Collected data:
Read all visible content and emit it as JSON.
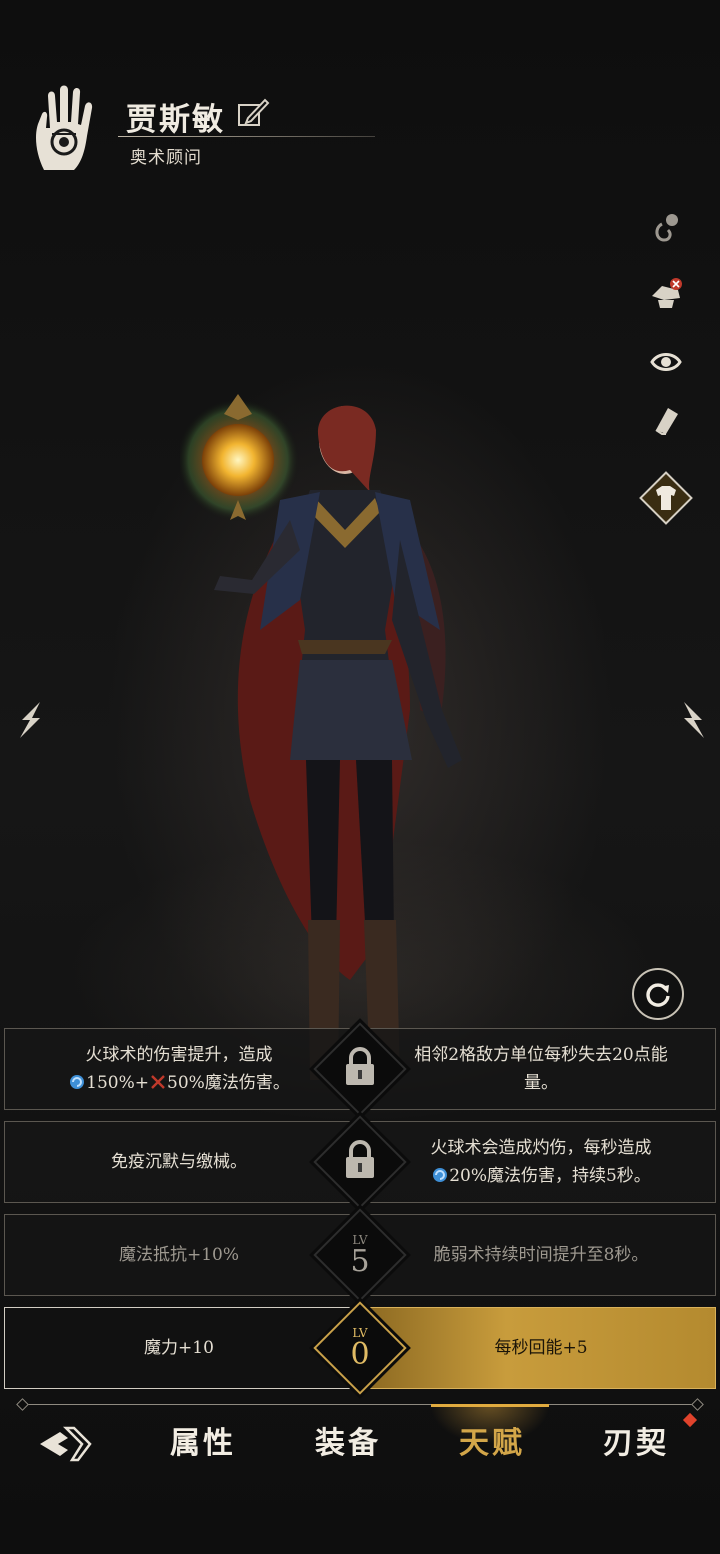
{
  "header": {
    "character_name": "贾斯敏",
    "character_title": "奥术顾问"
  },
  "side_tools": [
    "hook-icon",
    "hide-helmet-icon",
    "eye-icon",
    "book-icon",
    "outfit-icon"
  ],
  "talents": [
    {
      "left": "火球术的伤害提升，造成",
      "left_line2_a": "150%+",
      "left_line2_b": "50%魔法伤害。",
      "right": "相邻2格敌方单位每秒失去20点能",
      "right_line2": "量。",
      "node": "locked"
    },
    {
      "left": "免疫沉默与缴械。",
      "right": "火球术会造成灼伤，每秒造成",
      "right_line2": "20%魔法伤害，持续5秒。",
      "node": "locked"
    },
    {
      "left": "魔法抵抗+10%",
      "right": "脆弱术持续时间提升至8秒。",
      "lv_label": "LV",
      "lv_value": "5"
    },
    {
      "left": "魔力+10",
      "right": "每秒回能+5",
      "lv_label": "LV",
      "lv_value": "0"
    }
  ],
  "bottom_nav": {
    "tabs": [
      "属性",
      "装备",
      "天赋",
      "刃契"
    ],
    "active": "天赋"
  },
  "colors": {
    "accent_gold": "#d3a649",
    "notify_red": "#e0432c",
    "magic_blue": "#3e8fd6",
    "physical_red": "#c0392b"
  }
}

▶ **Exercise directions**
Without the pictures, restate all the entries above exactly.

▶ **Full answer**
Read all visible content and emit it as JSON.
{
  "header": {
    "character_name": "贾斯敏",
    "character_title": "奥术顾问"
  },
  "side_tools": [
    "hook-icon",
    "hide-helmet-icon",
    "eye-icon",
    "book-icon",
    "outfit-icon"
  ],
  "talents": [
    {
      "left": "火球术的伤害提升，造成",
      "left_line2_a": "150%+",
      "left_line2_b": "50%魔法伤害。",
      "right": "相邻2格敌方单位每秒失去20点能",
      "right_line2": "量。",
      "node": "locked"
    },
    {
      "left": "免疫沉默与缴械。",
      "right": "火球术会造成灼伤，每秒造成",
      "right_line2": "20%魔法伤害，持续5秒。",
      "node": "locked"
    },
    {
      "left": "魔法抵抗+10%",
      "right": "脆弱术持续时间提升至8秒。",
      "lv_label": "LV",
      "lv_value": "5"
    },
    {
      "left": "魔力+10",
      "right": "每秒回能+5",
      "lv_label": "LV",
      "lv_value": "0"
    }
  ],
  "bottom_nav": {
    "tabs": [
      "属性",
      "装备",
      "天赋",
      "刃契"
    ],
    "active": "天赋"
  },
  "colors": {
    "accent_gold": "#d3a649",
    "notify_red": "#e0432c",
    "magic_blue": "#3e8fd6",
    "physical_red": "#c0392b"
  }
}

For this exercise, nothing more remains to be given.